Records from a dataset

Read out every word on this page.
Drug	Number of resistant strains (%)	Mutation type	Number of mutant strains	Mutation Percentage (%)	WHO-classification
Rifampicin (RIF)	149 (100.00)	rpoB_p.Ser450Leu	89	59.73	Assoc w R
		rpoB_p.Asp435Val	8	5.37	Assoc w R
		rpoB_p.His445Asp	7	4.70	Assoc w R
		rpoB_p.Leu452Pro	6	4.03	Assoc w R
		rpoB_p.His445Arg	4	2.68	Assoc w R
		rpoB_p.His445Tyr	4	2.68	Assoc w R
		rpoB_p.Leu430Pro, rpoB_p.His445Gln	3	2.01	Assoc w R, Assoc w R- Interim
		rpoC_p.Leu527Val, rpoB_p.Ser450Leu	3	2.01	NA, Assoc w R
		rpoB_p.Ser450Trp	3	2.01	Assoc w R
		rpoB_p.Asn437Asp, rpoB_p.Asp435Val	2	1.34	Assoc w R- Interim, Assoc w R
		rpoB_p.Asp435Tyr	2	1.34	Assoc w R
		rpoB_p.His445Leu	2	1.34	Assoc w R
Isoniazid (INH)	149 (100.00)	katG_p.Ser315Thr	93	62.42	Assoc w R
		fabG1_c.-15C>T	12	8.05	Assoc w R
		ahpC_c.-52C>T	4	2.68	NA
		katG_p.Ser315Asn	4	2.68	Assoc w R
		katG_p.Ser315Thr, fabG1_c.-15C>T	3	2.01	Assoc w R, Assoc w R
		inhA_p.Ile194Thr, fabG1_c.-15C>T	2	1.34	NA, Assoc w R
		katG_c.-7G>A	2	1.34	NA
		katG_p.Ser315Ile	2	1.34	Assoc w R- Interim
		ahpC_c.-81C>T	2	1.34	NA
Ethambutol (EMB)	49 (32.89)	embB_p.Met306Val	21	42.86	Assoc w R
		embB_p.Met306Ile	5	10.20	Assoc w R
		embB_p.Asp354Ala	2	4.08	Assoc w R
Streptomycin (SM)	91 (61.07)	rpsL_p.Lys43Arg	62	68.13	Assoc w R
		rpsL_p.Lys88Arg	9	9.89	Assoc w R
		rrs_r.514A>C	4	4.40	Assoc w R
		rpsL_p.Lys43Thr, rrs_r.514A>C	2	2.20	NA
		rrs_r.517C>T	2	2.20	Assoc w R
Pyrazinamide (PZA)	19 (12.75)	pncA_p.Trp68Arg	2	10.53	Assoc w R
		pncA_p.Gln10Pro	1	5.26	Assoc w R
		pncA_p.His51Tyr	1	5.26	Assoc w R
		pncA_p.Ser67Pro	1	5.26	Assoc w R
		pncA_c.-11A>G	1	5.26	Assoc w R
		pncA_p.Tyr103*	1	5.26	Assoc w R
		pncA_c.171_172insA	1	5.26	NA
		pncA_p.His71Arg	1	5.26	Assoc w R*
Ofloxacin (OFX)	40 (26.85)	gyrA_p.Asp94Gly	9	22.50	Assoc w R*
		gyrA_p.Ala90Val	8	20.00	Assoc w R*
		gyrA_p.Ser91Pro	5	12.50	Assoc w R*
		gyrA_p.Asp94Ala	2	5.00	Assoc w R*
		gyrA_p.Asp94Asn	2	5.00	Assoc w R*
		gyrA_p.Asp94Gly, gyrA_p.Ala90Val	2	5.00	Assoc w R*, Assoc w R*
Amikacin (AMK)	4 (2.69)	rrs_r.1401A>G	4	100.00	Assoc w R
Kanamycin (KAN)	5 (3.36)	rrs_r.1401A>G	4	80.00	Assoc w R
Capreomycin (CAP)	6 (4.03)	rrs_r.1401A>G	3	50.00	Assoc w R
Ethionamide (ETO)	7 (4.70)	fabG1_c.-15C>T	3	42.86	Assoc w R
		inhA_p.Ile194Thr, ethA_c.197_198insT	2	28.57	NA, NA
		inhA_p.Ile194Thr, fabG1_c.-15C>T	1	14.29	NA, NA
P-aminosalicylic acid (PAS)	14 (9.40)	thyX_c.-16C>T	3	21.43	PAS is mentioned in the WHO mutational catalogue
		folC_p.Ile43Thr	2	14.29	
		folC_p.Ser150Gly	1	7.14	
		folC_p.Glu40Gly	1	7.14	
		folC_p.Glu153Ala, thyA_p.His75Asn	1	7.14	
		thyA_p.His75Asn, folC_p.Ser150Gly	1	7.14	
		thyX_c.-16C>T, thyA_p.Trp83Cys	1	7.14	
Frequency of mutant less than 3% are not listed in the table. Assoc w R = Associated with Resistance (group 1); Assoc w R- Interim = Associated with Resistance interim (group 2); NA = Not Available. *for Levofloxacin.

* AIM OF THE TASK *
Reproduce the entries above in full by retyping them exactly.

* SOLVED EXERCISE *
Read out every word on this page.
Drug	Number of resistant strains (%)	Mutation type	Number of mutant strains	Mutation Percentage (%)	WHO-classification
Rifampicin (RIF)	149 (100.00)	rpoB_p.Ser450Leu	89	59.73	Assoc w R
		rpoB_p.Asp435Val	8	5.37	Assoc w R
		rpoB_p.His445Asp	7	4.70	Assoc w R
		rpoB_p.Leu452Pro	6	4.03	Assoc w R
		rpoB_p.His445Arg	4	2.68	Assoc w R
		rpoB_p.His445Tyr	4	2.68	Assoc w R
		rpoB_p.Leu430Pro, rpoB_p.His445Gln	3	2.01	Assoc w R, Assoc w R- Interim
		rpoC_p.Leu527Val, rpoB_p.Ser450Leu	3	2.01	NA, Assoc w R
		rpoB_p.Ser450Trp	3	2.01	Assoc w R
		rpoB_p.Asn437Asp, rpoB_p.Asp435Val	2	1.34	Assoc w R- Interim, Assoc w R
		rpoB_p.Asp435Tyr	2	1.34	Assoc w R
		rpoB_p.His445Leu	2	1.34	Assoc w R
Isoniazid (INH)	149 (100.00)	katG_p.Ser315Thr	93	62.42	Assoc w R
		fabG1_c.-15C>T	12	8.05	Assoc w R
		ahpC_c.-52C>T	4	2.68	NA
		katG_p.Ser315Asn	4	2.68	Assoc w R
		katG_p.Ser315Thr, fabG1_c.-15C>T	3	2.01	Assoc w R, Assoc w R
		inhA_p.Ile194Thr, fabG1_c.-15C>T	2	1.34	NA, Assoc w R
		katG_c.-7G>A	2	1.34	NA
		katG_p.Ser315Ile	2	1.34	Assoc w R- Interim
		ahpC_c.-81C>T	2	1.34	NA
Ethambutol (EMB)	49 (32.89)	embB_p.Met306Val	21	42.86	Assoc w R
		embB_p.Met306Ile	5	10.20	Assoc w R
		embB_p.Asp354Ala	2	4.08	Assoc w R
Streptomycin (SM)	91 (61.07)	rpsL_p.Lys43Arg	62	68.13	Assoc w R
		rpsL_p.Lys88Arg	9	9.89	Assoc w R
		rrs_r.514A>C	4	4.40	Assoc w R
		rpsL_p.Lys43Thr, rrs_r.514A>C	2	2.20	NA
		rrs_r.517C>T	2	2.20	Assoc w R
Pyrazinamide (PZA)	19 (12.75)	pncA_p.Trp68Arg	2	10.53	Assoc w R
		pncA_p.Gln10Pro	1	5.26	Assoc w R
		pncA_p.His51Tyr	1	5.26	Assoc w R
		pncA_p.Ser67Pro	1	5.26	Assoc w R
		pncA_c.-11A>G	1	5.26	Assoc w R
		pncA_p.Tyr103*	1	5.26	Assoc w R
		pncA_c.171_172insA	1	5.26	NA
		pncA_p.His71Arg	1	5.26	Assoc w R*
Ofloxacin (OFX)	40 (26.85)	gyrA_p.Asp94Gly	9	22.50	Assoc w R*
		gyrA_p.Ala90Val	8	20.00	Assoc w R*
		gyrA_p.Ser91Pro	5	12.50	Assoc w R*
		gyrA_p.Asp94Ala	2	5.00	Assoc w R*
		gyrA_p.Asp94Asn	2	5.00	Assoc w R*
		gyrA_p.Asp94Gly, gyrA_p.Ala90Val	2	5.00	Assoc w R*, Assoc w R*
Amikacin (AMK)	4 (2.69)	rrs_r.1401A>G	4	100.00	Assoc w R
Kanamycin (KAN)	5 (3.36)	rrs_r.1401A>G	4	80.00	Assoc w R
Capreomycin (CAP)	6 (4.03)	rrs_r.1401A>G	3	50.00	Assoc w R
Ethionamide (ETO)	7 (4.70)	fabG1_c.-15C>T	3	42.86	Assoc w R
		inhA_p.Ile194Thr, ethA_c.197_198insT	2	28.57	NA, NA
		inhA_p.Ile194Thr, fabG1_c.-15C>T	1	14.29	NA, NA
P-aminosalicylic acid (PAS)	14 (9.40)	thyX_c.-16C>T	3	21.43	PAS is mentioned in the WHO mutational catalogue
		folC_p.Ile43Thr	2	14.29	
		folC_p.Ser150Gly	1	7.14	
		folC_p.Glu40Gly	1	7.14	
		folC_p.Glu153Ala, thyA_p.His75Asn	1	7.14	
		thyA_p.His75Asn, folC_p.Ser150Gly	1	7.14	
		thyX_c.-16C>T, thyA_p.Trp83Cys	1	7.14	
Frequency of mutant less than 3% are not listed in the table. Assoc w R = Associated with Resistance (group 1); Assoc w R- Interim = Associated with Resistance interim (group 2); NA = Not Available. *for Levofloxacin.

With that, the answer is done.